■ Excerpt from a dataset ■
------------------------------

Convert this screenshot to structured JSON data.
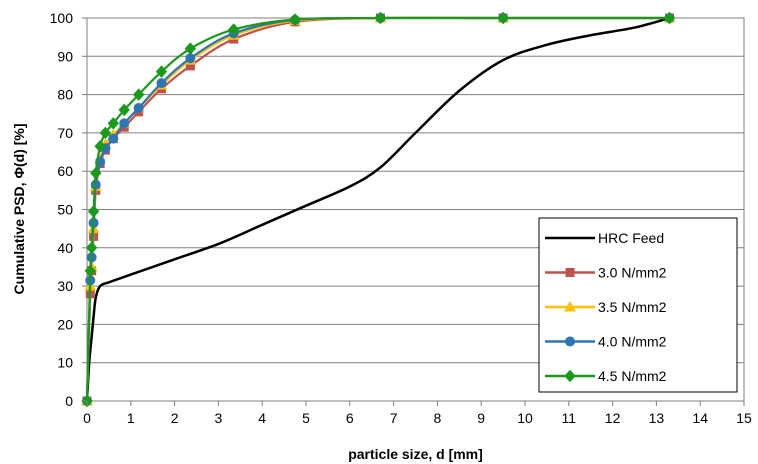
{
  "chart_data": {
    "type": "line",
    "title": "",
    "xlabel": "particle size, d [mm]",
    "ylabel": "Cumulative PSD, Φ(d) [%]",
    "xlim": [
      0,
      15
    ],
    "ylim": [
      0,
      100
    ],
    "xticks": [
      0,
      1,
      2,
      3,
      4,
      5,
      6,
      7,
      8,
      9,
      10,
      11,
      12,
      13,
      14,
      15
    ],
    "yticks": [
      0,
      10,
      20,
      30,
      40,
      50,
      60,
      70,
      80,
      90,
      100
    ],
    "grid": "horizontal",
    "legend_position": "bottom-right",
    "series": [
      {
        "name": "HRC Feed",
        "color": "#000000",
        "marker": "none",
        "x": [
          0,
          0.05,
          0.1,
          0.15,
          0.2,
          0.3,
          0.5,
          1.0,
          2.0,
          3.0,
          4.0,
          5.0,
          6.0,
          6.7,
          7.5,
          8.5,
          9.5,
          10.5,
          11.5,
          12.5,
          13.3
        ],
        "y": [
          0,
          10,
          16,
          22,
          27,
          30,
          31,
          33,
          37,
          41,
          46,
          51,
          56,
          61,
          70,
          81,
          89,
          93,
          95.5,
          97.5,
          100
        ]
      },
      {
        "name": "3.0 N/mm2",
        "color": "#c0504d",
        "marker": "square",
        "x": [
          0,
          0.075,
          0.106,
          0.15,
          0.2,
          0.3,
          0.42,
          0.6,
          0.85,
          1.18,
          1.7,
          2.36,
          3.35,
          4.75,
          6.7,
          9.5,
          13.3
        ],
        "y": [
          0,
          28,
          34,
          43,
          55,
          62,
          65.5,
          68.5,
          71.5,
          75.5,
          81.5,
          87.5,
          94.5,
          99,
          100,
          100,
          100
        ]
      },
      {
        "name": "3.5 N/mm2",
        "color": "#ffc000",
        "marker": "triangle",
        "x": [
          0,
          0.075,
          0.106,
          0.15,
          0.2,
          0.3,
          0.42,
          0.6,
          0.85,
          1.18,
          1.7,
          2.36,
          3.35,
          4.75,
          6.7,
          9.5,
          13.3
        ],
        "y": [
          0,
          30,
          35,
          45,
          56,
          63,
          67,
          69.5,
          72.5,
          76.5,
          82.5,
          89,
          95.5,
          99.3,
          100,
          100,
          100
        ]
      },
      {
        "name": "4.0 N/mm2",
        "color": "#2e75b6",
        "marker": "circle",
        "x": [
          0,
          0.075,
          0.106,
          0.15,
          0.2,
          0.3,
          0.42,
          0.6,
          0.85,
          1.18,
          1.7,
          2.36,
          3.35,
          4.75,
          6.7,
          9.5,
          13.3
        ],
        "y": [
          0,
          31.5,
          37.5,
          46.5,
          56.5,
          62.5,
          66,
          68.5,
          72.5,
          76.5,
          83,
          89.5,
          96,
          99.5,
          100,
          100,
          100
        ]
      },
      {
        "name": "4.5 N/mm2",
        "color": "#1a9a1a",
        "marker": "diamond",
        "x": [
          0,
          0.075,
          0.106,
          0.15,
          0.2,
          0.3,
          0.42,
          0.6,
          0.85,
          1.18,
          1.7,
          2.36,
          3.35,
          4.75,
          6.7,
          9.5,
          13.3
        ],
        "y": [
          0,
          34,
          40,
          49.5,
          59.5,
          66.5,
          70,
          72.5,
          76,
          80,
          86,
          92,
          97,
          99.6,
          100,
          100,
          100
        ]
      }
    ]
  }
}
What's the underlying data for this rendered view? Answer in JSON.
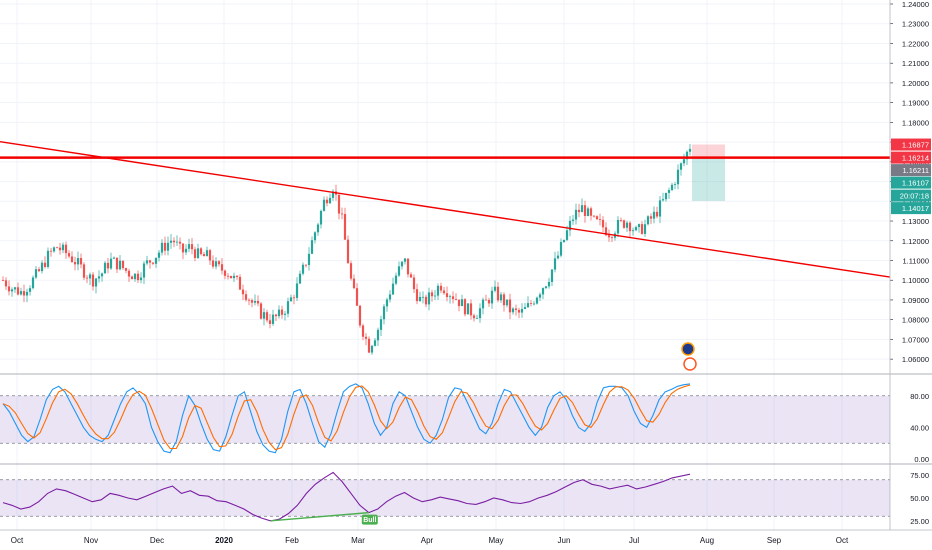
{
  "chart_data": [
    {
      "type": "candlestick",
      "ylim": [
        1.055,
        1.24
      ],
      "price_ticks": [
        "1.24000",
        "1.23000",
        "1.22000",
        "1.21000",
        "1.20000",
        "1.19000",
        "1.18000",
        "1.17000",
        "1.16000",
        "1.15000",
        "1.14000",
        "1.13000",
        "1.12000",
        "1.11000",
        "1.10000",
        "1.09000",
        "1.08000",
        "1.07000",
        "1.06000"
      ],
      "x_ticks": [
        "Oct",
        "Nov",
        "Dec",
        "2020",
        "Feb",
        "Mar",
        "Apr",
        "May",
        "Jun",
        "Jul",
        "Aug",
        "Sep",
        "Oct"
      ],
      "close_path": [
        1.1,
        1.096,
        1.094,
        1.098,
        1.104,
        1.112,
        1.117,
        1.114,
        1.11,
        1.105,
        1.1,
        1.103,
        1.11,
        1.108,
        1.104,
        1.102,
        1.108,
        1.112,
        1.117,
        1.121,
        1.114,
        1.117,
        1.112,
        1.112,
        1.106,
        1.105,
        1.1,
        1.095,
        1.088,
        1.083,
        1.08,
        1.082,
        1.088,
        1.097,
        1.11,
        1.125,
        1.14,
        1.148,
        1.13,
        1.1,
        1.079,
        1.066,
        1.075,
        1.09,
        1.102,
        1.11,
        1.096,
        1.088,
        1.092,
        1.098,
        1.094,
        1.09,
        1.085,
        1.083,
        1.088,
        1.094,
        1.09,
        1.084,
        1.083,
        1.087,
        1.094,
        1.1,
        1.11,
        1.122,
        1.133,
        1.137,
        1.13,
        1.128,
        1.124,
        1.128,
        1.13,
        1.124,
        1.128,
        1.133,
        1.14,
        1.148,
        1.158,
        1.168
      ],
      "horizontal_level": 1.16214,
      "trendline": {
        "start": [
          0,
          1.17
        ],
        "end": [
          77,
          1.117
        ]
      },
      "price_tags": [
        {
          "label": "1.16877",
          "color": "#f23645"
        },
        {
          "label": "1.16214",
          "color": "#f23645"
        },
        {
          "label": "1.16211",
          "color": "#787b86"
        },
        {
          "label": "1.16107",
          "color": "#26a69a"
        },
        {
          "label": "20:07:18",
          "color": "#26a69a"
        },
        {
          "label": "1.14017",
          "color": "#26a69a"
        }
      ],
      "position_tool": {
        "entry": 1.16214,
        "stop": 1.16877,
        "target": 1.14017
      },
      "colors": {
        "up": "#26a69a",
        "down": "#ef5350",
        "level": "#f20000"
      }
    },
    {
      "type": "line",
      "name": "Stochastic",
      "ylim": [
        -5,
        105
      ],
      "ticks": [
        "80.00",
        "40.00",
        "0.00"
      ],
      "band": [
        20,
        80
      ],
      "k_color": "#2196f3",
      "d_color": "#ff6d00",
      "k": [
        70,
        60,
        45,
        30,
        22,
        28,
        50,
        75,
        88,
        92,
        85,
        70,
        55,
        40,
        30,
        25,
        22,
        30,
        50,
        70,
        85,
        90,
        82,
        70,
        40,
        22,
        10,
        8,
        22,
        55,
        80,
        68,
        45,
        25,
        12,
        10,
        28,
        55,
        80,
        85,
        60,
        35,
        18,
        10,
        8,
        25,
        60,
        85,
        88,
        70,
        45,
        22,
        15,
        32,
        60,
        85,
        92,
        95,
        90,
        70,
        45,
        30,
        40,
        70,
        85,
        80,
        60,
        40,
        25,
        20,
        30,
        50,
        78,
        90,
        88,
        72,
        55,
        38,
        32,
        45,
        70,
        88,
        85,
        70,
        55,
        40,
        30,
        40,
        65,
        80,
        85,
        75,
        55,
        40,
        35,
        45,
        72,
        90,
        92,
        92,
        90,
        80,
        60,
        45,
        40,
        55,
        75,
        85,
        88,
        92,
        94,
        95
      ]
    },
    {
      "type": "line",
      "name": "RSI",
      "ylim": [
        15,
        85
      ],
      "ticks": [
        "75.00",
        "50.00",
        "25.00"
      ],
      "band": [
        30,
        70
      ],
      "line_color": "#7b1fa2",
      "values": [
        45,
        42,
        38,
        40,
        46,
        55,
        60,
        58,
        54,
        50,
        46,
        48,
        55,
        53,
        50,
        48,
        52,
        56,
        60,
        63,
        55,
        58,
        53,
        52,
        47,
        46,
        42,
        38,
        32,
        28,
        25,
        27,
        33,
        42,
        55,
        65,
        72,
        78,
        68,
        55,
        42,
        34,
        38,
        46,
        52,
        56,
        50,
        46,
        48,
        51,
        49,
        47,
        44,
        43,
        46,
        50,
        48,
        45,
        44,
        46,
        50,
        53,
        57,
        62,
        67,
        70,
        65,
        63,
        60,
        62,
        64,
        60,
        62,
        65,
        68,
        72,
        74,
        76
      ],
      "annotation": "Bull",
      "divergence_color": "#4caf50"
    }
  ]
}
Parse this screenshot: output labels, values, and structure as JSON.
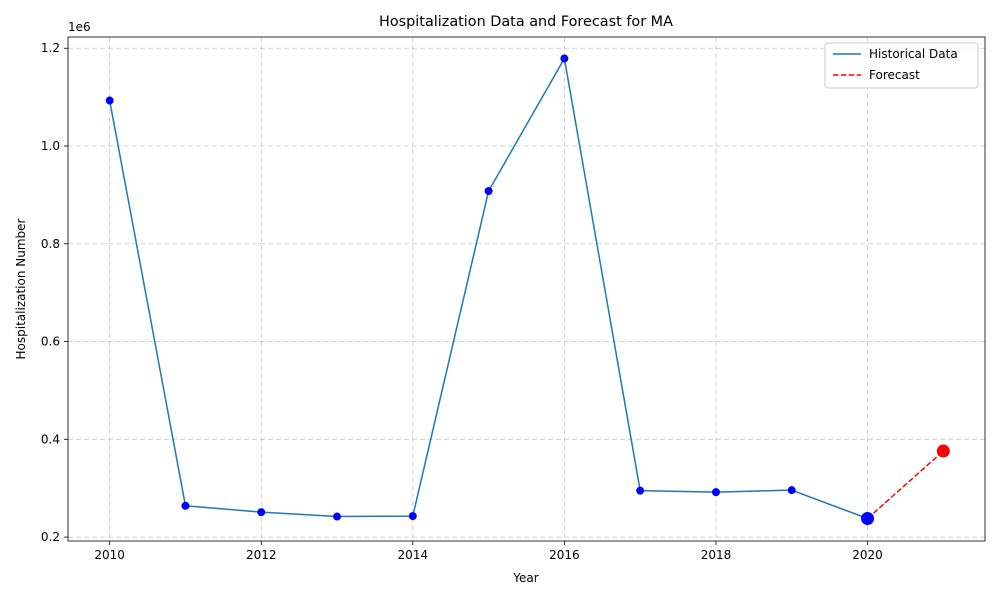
{
  "chart_data": {
    "type": "line",
    "title": "Hospitalization Data and Forecast for MA",
    "xlabel": "Year",
    "ylabel": "Hospitalization Number",
    "y_offset_label": "1e6",
    "xlim": [
      2009.45,
      2021.55
    ],
    "ylim": [
      192000,
      1223000
    ],
    "x_ticks": [
      2010,
      2012,
      2014,
      2016,
      2018,
      2020
    ],
    "x_tick_labels": [
      "2010",
      "2012",
      "2014",
      "2016",
      "2018",
      "2020"
    ],
    "y_ticks": [
      200000,
      400000,
      600000,
      800000,
      1000000,
      1200000
    ],
    "y_tick_labels": [
      "0.2",
      "0.4",
      "0.6",
      "0.8",
      "1.0",
      "1.2"
    ],
    "grid": true,
    "legend_position": "top-right",
    "series": [
      {
        "name": "Historical Data",
        "style": "solid",
        "color": "#1f77b4",
        "marker_color": "#0000ff",
        "x": [
          2010,
          2011,
          2012,
          2013,
          2014,
          2015,
          2016,
          2017,
          2018,
          2019,
          2020
        ],
        "values": [
          1093000,
          264000,
          251000,
          242000,
          243000,
          908000,
          1179000,
          295000,
          292000,
          296000,
          238000
        ]
      },
      {
        "name": "Forecast",
        "style": "dashed",
        "color": "#ff0000",
        "marker_color": "#ff0000",
        "x": [
          2020,
          2021
        ],
        "values": [
          238000,
          376000
        ]
      }
    ]
  }
}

------------------------------

■ INSTRUCTION ■
Could you repeat, exactly and with nothing else, the lines from the one containing "Parse this screenshot: output" through the last line of the records above, leaving out the pictures?

■ OUTPUT OF THE TASK ■
Parse this screenshot: output labels, values, and structure as JSON.
{
  "chart_data": {
    "type": "line",
    "title": "Hospitalization Data and Forecast for MA",
    "xlabel": "Year",
    "ylabel": "Hospitalization Number",
    "y_offset_label": "1e6",
    "xlim": [
      2009.45,
      2021.55
    ],
    "ylim": [
      192000,
      1223000
    ],
    "x_ticks": [
      2010,
      2012,
      2014,
      2016,
      2018,
      2020
    ],
    "x_tick_labels": [
      "2010",
      "2012",
      "2014",
      "2016",
      "2018",
      "2020"
    ],
    "y_ticks": [
      200000,
      400000,
      600000,
      800000,
      1000000,
      1200000
    ],
    "y_tick_labels": [
      "0.2",
      "0.4",
      "0.6",
      "0.8",
      "1.0",
      "1.2"
    ],
    "grid": true,
    "legend_position": "top-right",
    "series": [
      {
        "name": "Historical Data",
        "style": "solid",
        "color": "#1f77b4",
        "marker_color": "#0000ff",
        "x": [
          2010,
          2011,
          2012,
          2013,
          2014,
          2015,
          2016,
          2017,
          2018,
          2019,
          2020
        ],
        "values": [
          1093000,
          264000,
          251000,
          242000,
          243000,
          908000,
          1179000,
          295000,
          292000,
          296000,
          238000
        ]
      },
      {
        "name": "Forecast",
        "style": "dashed",
        "color": "#ff0000",
        "marker_color": "#ff0000",
        "x": [
          2020,
          2021
        ],
        "values": [
          238000,
          376000
        ]
      }
    ]
  }
}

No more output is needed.